Pull out from the material below all lines with "necessary".

>> begin INPUT

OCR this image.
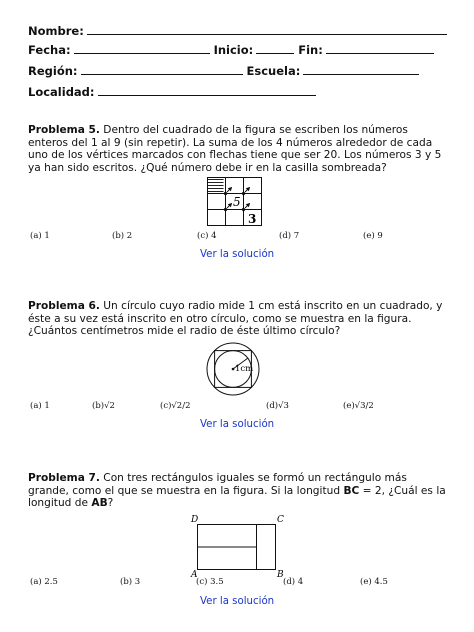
Nombre:
Fecha:	Inicio:	Fin:
Región:	Escuela:
Localidad:
Problema 5. Dentro del cuadrado de la figura se escriben los números enteros del 1 al 9 (sin repetir). La suma de los 4 números alrededor de cada uno de los vértices marcados con flechas tiene que ser 20. Los números 3 y 5 ya han sido escritos. ¿Qué número debe ir en la casilla sombreada?
5
3
(a) 1	(b) 2	(c) 4	(d) 7	(e) 9
Ver la solución
Problema 6. Un círculo cuyo radio mide 1 cm está inscrito en un cuadrado, y éste a su vez está inscrito en otro círculo, como se muestra en la figura. ¿Cuántos centímetros mide el radio de éste último círculo?
1cm
(a) 1	(b)√2	(c)√2/2	(d)√3	(e)√3/2
Ver la solución
Problema 7. Con tres rectángulos iguales se formó un rectángulo más grande, como el que se muestra en la figura. Si la longitud BC = 2, ¿Cuál es la longitud de AB?
D	C
A	B
(a) 2.5	(b) 3	(c) 3.5	(d) 4	(e) 4.5
Ver la solución
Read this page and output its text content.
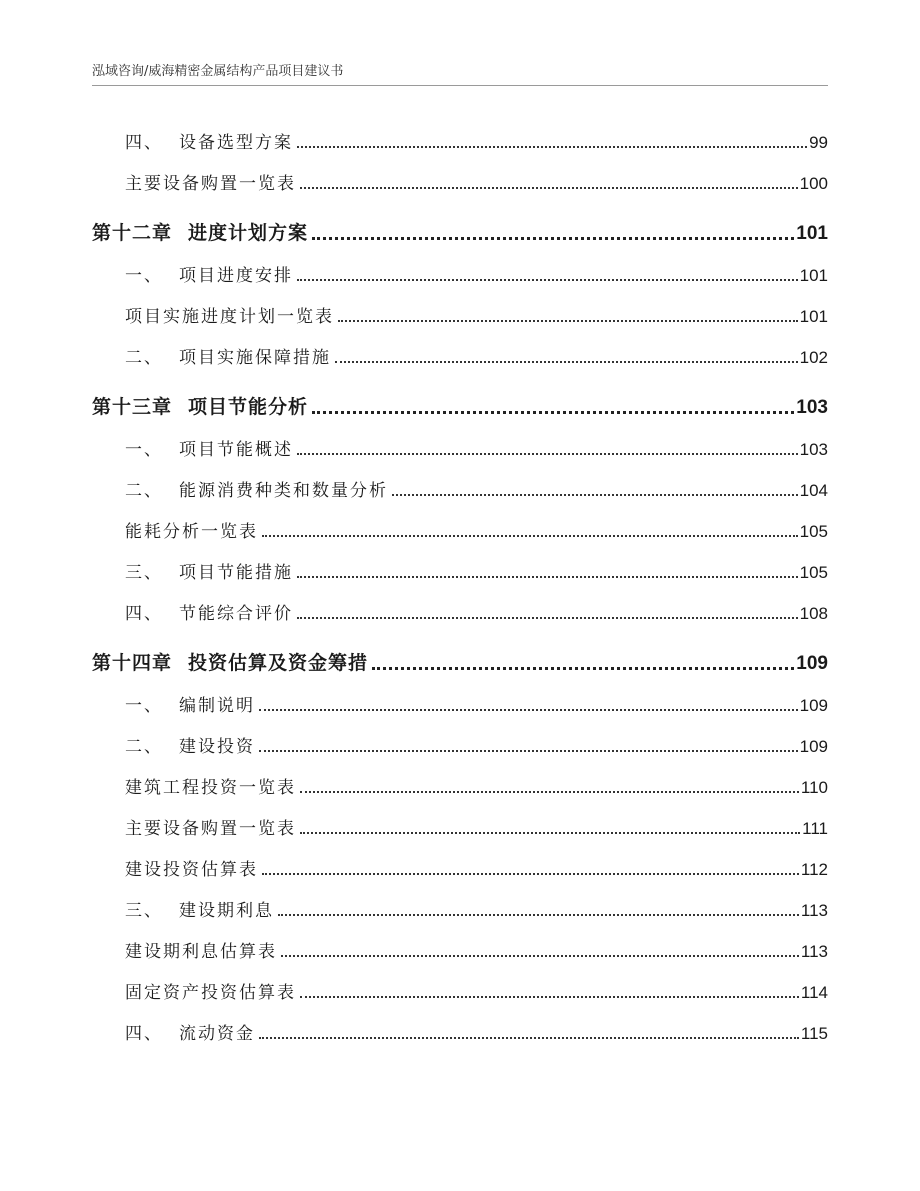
泓域咨询/威海精密金属结构产品项目建议书
四、 设备选型方案	99
主要设备购置一览表	100
第十二章 进度计划方案	101
一、 项目进度安排	101
项目实施进度计划一览表	101
二、 项目实施保障措施	102
第十三章 项目节能分析	103
一、 项目节能概述	103
二、 能源消费种类和数量分析	104
能耗分析一览表	105
三、 项目节能措施	105
四、 节能综合评价	108
第十四章 投资估算及资金筹措	109
一、 编制说明	109
二、 建设投资	109
建筑工程投资一览表	110
主要设备购置一览表	111
建设投资估算表	112
三、 建设期利息	113
建设期利息估算表	113
固定资产投资估算表	114
四、 流动资金	115
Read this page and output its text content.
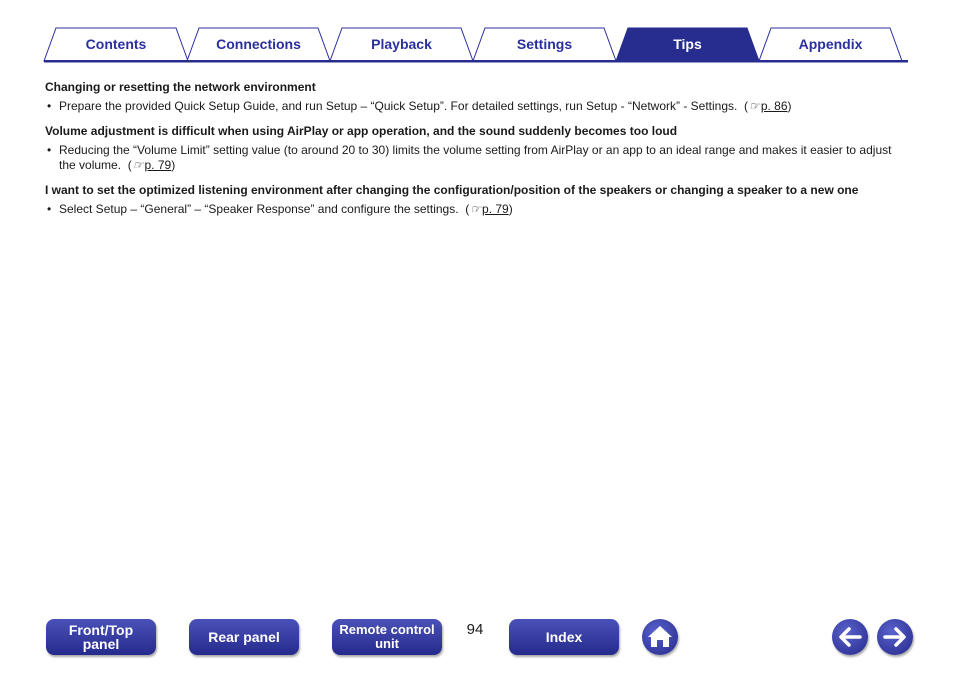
Contents	Connections	Playback	Settings	Tips	Appendix

Changing or resetting the network environment

• Prepare the provided Quick Setup Guide, and run Setup – “Quick Setup”. For detailed settings, run Setup - “Network” - Settings.  (☞p. 86)

Volume adjustment is difficult when using AirPlay or app operation, and the sound suddenly becomes too loud

• Reducing the “Volume Limit” setting value (to around 20 to 30) limits the volume setting from AirPlay or an app to an ideal range and makes it easier to adjust the volume.  (☞p. 79)

I want to set the optimized listening environment after changing the configuration/position of the speakers or changing a speaker to a new one

• Select Setup – “General” – “Speaker Response” and configure the settings.  (☞p. 79)

Front/Top
panel	Rear panel	Remote control
unit
94	Index
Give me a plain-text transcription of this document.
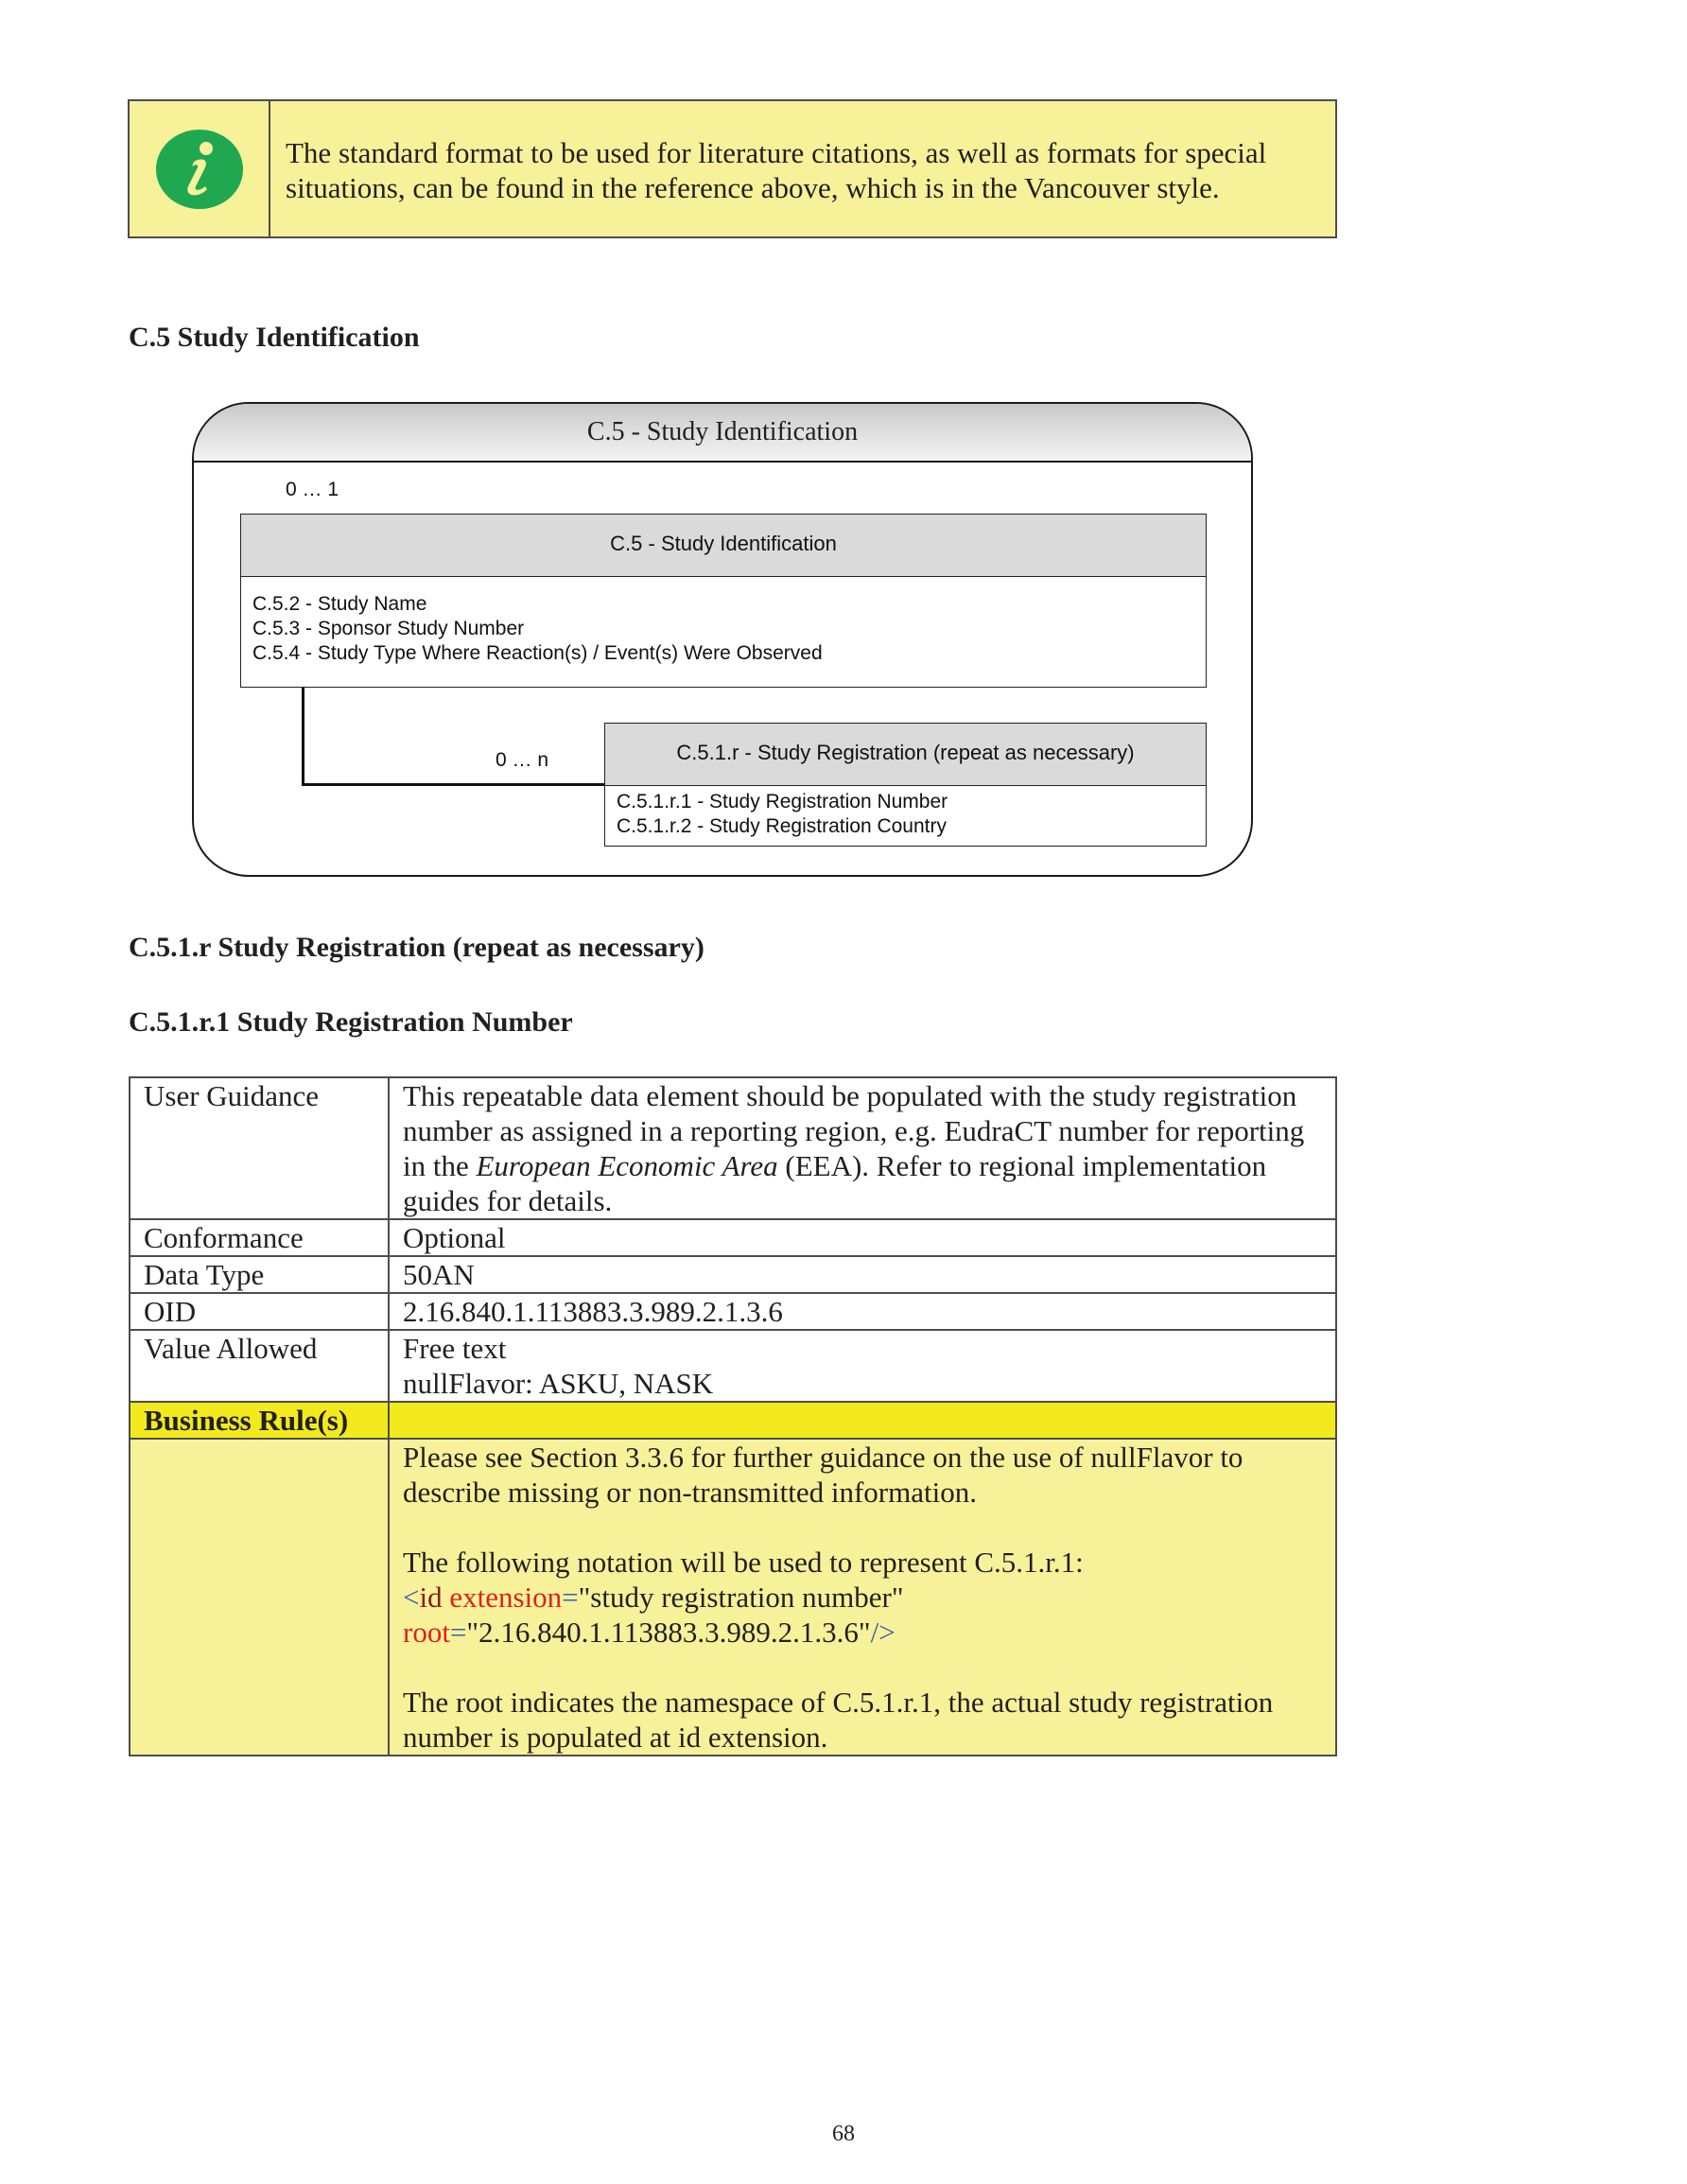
The standard format to be used for literature citations, as well as formats for special
situations, can be found in the reference above, which is in the Vancouver style.
C.5 Study Identification
C.5 - Study Identification
0 … 1
C.5 - Study Identification
C.5.2 - Study Name
C.5.3 - Sponsor Study Number
C.5.4 - Study Type Where Reaction(s) / Event(s) Were Observed
0 … n	C.5.1.r - Study Registration (repeat as necessary)
C.5.1.r.1 - Study Registration Number
C.5.1.r.2 - Study Registration Country
C.5.1.r Study Registration (repeat as necessary)
C.5.1.r.1 Study Registration Number
User Guidance	This repeatable data element should be populated with the study registration number as assigned in a reporting region, e.g. EudraCT number for reporting in the European Economic Area (EEA). Refer to regional implementation guides for details.
Conformance	Optional
Data Type	50AN
OID	2.16.840.1.113883.3.989.2.1.3.6
Value Allowed	Free text
nullFlavor: ASKU, NASK

Business Rule(s)	

	Please see Section 3.3.6 for further guidance on the use of nullFlavor to describe missing or non-transmitted information.
The following notation will be used to represent C.5.1.r.1:
<id extension="study registration number"
root="2.16.840.1.113883.3.989.2.1.3.6"/>
The root indicates the namespace of C.5.1.r.1, the actual study registration number is populated at id extension.
68
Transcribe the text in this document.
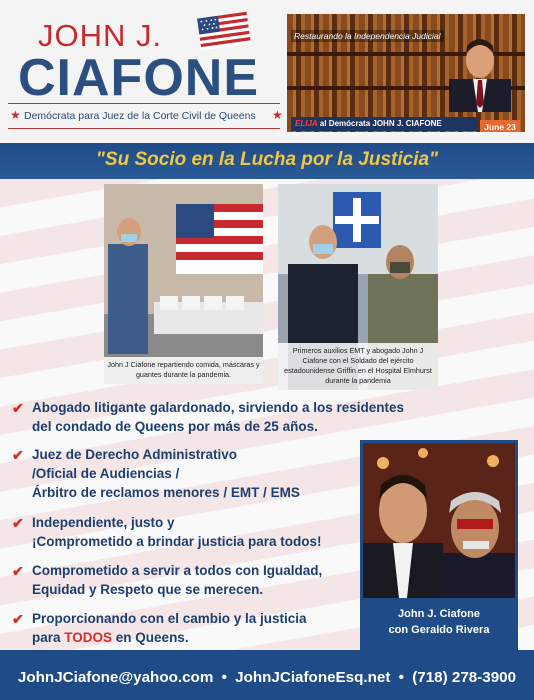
JOHN J.
CIAFONE
★	★
Demócrata para Juez de la Corte Civil de Queens
Restaurando la Independencia Judicial
ELIJA al Demócrata JOHN J. CIAFONE	June 23
"Su Socio en la Lucha por la Justicia"
John J Ciafone repartiendo comida, máscaras y guantes durante la pandemia.
Primeros auxilios EMT y abogado John J Ciafone con el Soldado del ejército estadounidense Griffin en el Hospital Elmhurst durante la pandemia
✔ Abogado litigante galardonado, sirviendo a los residentes
del condado de Queens por más de 25 años.
✔ Juez de Derecho Administrativo
/Oficial de Audiencias /
Árbitro de reclamos menores / EMT / EMS
✔ Independiente, justo y
¡Comprometido a brindar justicia para todos!
✔ Comprometido a servir a todos con Igualdad,
Equidad y Respeto que se merecen.
✔ Proporcionando con el cambio y la justicia
para TODOS en Queens.
John J. Ciafone
con Geraldo Rivera
JohnJCiafone@yahoo.com • JohnJCiafoneEsq.net • (718) 278-3900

>> end INPUT

EXERCISE SOLUTION =
0 … n	C.5.1.r - Study Registration (repeat as necessary)
C.5.1.r Study Registration (repeat as necessary)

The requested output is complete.